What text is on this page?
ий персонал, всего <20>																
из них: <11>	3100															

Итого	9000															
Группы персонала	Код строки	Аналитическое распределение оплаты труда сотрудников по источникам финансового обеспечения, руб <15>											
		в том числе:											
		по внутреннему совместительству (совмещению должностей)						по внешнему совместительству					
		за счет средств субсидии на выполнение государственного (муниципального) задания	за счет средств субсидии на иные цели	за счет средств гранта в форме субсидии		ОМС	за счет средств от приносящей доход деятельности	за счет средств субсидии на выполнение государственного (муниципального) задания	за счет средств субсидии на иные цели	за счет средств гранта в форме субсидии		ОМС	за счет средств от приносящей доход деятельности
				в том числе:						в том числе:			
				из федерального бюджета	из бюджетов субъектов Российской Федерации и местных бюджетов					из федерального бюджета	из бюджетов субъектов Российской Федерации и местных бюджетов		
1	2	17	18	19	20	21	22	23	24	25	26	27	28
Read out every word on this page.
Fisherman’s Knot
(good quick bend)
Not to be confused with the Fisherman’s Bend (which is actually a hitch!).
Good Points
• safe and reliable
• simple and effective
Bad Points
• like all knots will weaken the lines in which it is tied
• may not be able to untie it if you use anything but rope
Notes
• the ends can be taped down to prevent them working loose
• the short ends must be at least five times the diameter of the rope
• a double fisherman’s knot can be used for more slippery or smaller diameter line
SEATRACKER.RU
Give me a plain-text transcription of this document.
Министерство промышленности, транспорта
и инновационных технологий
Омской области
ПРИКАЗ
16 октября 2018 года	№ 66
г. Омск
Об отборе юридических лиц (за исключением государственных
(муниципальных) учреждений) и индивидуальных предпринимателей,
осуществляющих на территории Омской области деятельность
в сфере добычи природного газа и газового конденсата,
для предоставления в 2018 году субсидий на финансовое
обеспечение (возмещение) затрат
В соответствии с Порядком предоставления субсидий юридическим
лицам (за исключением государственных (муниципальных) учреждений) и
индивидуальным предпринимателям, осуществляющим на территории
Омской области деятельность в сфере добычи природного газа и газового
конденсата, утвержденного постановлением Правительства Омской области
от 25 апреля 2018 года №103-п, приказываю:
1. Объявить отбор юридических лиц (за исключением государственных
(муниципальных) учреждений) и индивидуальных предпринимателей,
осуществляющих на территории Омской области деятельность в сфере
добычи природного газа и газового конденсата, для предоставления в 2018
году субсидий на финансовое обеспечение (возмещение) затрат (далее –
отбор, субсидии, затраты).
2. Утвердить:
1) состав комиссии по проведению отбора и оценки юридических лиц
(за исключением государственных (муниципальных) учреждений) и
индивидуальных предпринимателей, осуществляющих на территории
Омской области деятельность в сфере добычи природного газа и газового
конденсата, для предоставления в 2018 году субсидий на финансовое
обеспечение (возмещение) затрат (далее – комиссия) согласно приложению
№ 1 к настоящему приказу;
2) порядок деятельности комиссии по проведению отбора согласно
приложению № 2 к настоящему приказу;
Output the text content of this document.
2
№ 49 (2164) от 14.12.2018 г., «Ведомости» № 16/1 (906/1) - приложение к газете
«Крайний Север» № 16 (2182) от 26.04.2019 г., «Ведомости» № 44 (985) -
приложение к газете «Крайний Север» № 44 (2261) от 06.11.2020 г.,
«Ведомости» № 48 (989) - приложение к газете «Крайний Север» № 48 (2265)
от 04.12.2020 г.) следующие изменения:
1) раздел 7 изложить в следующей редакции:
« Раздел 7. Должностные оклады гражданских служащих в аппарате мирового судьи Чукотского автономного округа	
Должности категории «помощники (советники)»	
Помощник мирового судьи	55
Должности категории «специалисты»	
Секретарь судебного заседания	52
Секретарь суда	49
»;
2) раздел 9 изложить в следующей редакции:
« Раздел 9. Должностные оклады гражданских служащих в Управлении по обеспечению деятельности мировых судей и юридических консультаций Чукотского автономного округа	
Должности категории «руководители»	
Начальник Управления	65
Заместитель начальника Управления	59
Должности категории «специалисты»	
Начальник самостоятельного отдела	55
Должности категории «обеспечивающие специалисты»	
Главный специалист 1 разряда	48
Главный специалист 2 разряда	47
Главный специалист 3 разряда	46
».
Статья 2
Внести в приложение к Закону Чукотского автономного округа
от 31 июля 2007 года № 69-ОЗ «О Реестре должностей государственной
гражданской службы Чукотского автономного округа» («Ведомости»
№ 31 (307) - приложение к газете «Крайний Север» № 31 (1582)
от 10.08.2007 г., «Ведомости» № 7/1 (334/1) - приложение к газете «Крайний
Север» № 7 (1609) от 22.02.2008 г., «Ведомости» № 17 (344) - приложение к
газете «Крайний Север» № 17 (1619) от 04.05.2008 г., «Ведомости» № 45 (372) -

- **Exercise**
Using the material above, count the lines containing the word "финансовое". Reply with the number alone.

- **Solution**
3